= Extrait choisi =
__________
VIE POLITIQUE- BIBLIOTHEQUE D’ALMANACH-
ROMAN BENCHICOU MOHAMED- « LA CASA DEL MOURADIA »
CASA DEL MOURADIA. Roman de Mohamed Benchicou. Koukou Editions, Alger 219, 146 pages, 600 dinars
Déjà bien des livres édités portant sur le
mouvement populaire du 22 février 2019 (le « Hirak ») !
Ecrits , pour la plupart, par des journalistes qui ont
essayé de retranscrire les évènements tout en tentant de les expliquer. Une
très bonne chose que la réactivité
éditoriale.........encore que, peut-être, il fallait laisser « le temps au
temps » , c’est-à dire laisser le mouvement
suivre son cours normal, bien l’observer, le laisser se décanter puis,
enfin l’analyser. Une façon de
participer à l’écriture de l’histoire « immédiate » comme une autre.
On a déjà la photographie, l’humour et les slogans, les témoignages....De l’or
en barre pour les chercheurs de l’Université qui auront bien du « pain sur
la planche ». Tant mieux. Jusqu’ici, seuls octobre 88 et le Printemps
berbère ont connu un pareil intérêt...des journalistes et autres
« observateurs sociaux ».
__________
= Extrait du jeu de données =
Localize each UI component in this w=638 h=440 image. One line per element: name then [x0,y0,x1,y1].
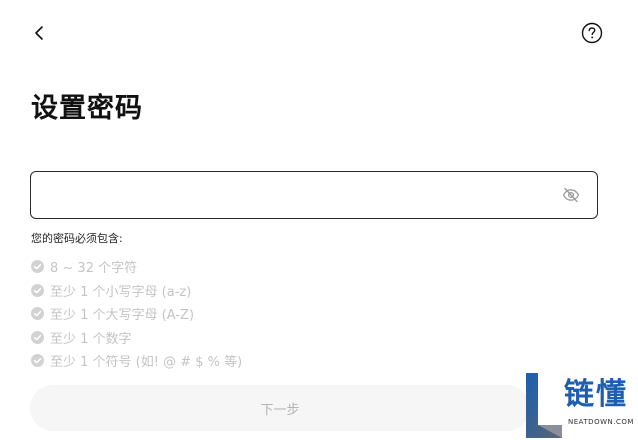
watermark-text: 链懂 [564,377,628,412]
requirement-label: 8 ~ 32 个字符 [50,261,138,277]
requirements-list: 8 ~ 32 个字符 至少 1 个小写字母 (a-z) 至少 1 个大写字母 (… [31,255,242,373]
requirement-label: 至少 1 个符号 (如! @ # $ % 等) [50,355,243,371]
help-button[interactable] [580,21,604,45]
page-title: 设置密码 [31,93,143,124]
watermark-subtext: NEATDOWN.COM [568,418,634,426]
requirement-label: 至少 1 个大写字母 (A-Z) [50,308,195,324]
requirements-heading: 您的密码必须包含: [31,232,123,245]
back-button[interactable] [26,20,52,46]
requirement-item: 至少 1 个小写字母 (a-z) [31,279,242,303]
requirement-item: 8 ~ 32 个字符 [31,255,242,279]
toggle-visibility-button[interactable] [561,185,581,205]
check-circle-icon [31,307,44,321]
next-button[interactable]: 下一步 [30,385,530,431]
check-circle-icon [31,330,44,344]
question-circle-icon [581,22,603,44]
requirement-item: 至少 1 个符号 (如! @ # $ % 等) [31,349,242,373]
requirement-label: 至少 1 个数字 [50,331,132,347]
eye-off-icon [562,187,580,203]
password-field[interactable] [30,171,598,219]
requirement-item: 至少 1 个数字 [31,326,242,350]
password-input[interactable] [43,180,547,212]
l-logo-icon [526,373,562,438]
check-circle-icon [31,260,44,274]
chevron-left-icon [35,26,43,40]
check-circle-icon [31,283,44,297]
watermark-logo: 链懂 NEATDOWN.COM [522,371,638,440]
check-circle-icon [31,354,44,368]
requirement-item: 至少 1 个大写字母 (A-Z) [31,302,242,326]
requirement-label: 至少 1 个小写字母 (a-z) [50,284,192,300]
__________
= Énoncé A =
D'après l'extrait, quelle maison d'édition a publié le roman de Mohamed Benchicou ?
= Énoncé B =
Dans les lignes du jeu de données, de celle qui contient "watermark-text: 链懂 [564,377,628,412]" jusqu'à celle qui contient "page-title: 设置密码 [31,93,143,124]" incluses, substituez "rule-label" à "requirement-label" et redonnez seulement ces lignes.
Les lignes du jeu de données n'ont aucun rapport avec l'extrait.

= Réponse complète A =
Koukou Editions.

= Réponse complète B =
watermark-text: 链懂 [564,377,628,412]
rule-label: 8 ~ 32 个字符 [50,261,138,277]
requirements-list: 8 ~ 32 个字符 至少 1 个小写字母 (a-z) 至少 1 个大写字母 (… [31,255,242,373]
rule-label: 至少 1 个符号 (如! @ # $ % 等) [50,355,243,371]
help-button[interactable] [580,21,604,45]
page-title: 设置密码 [31,93,143,124]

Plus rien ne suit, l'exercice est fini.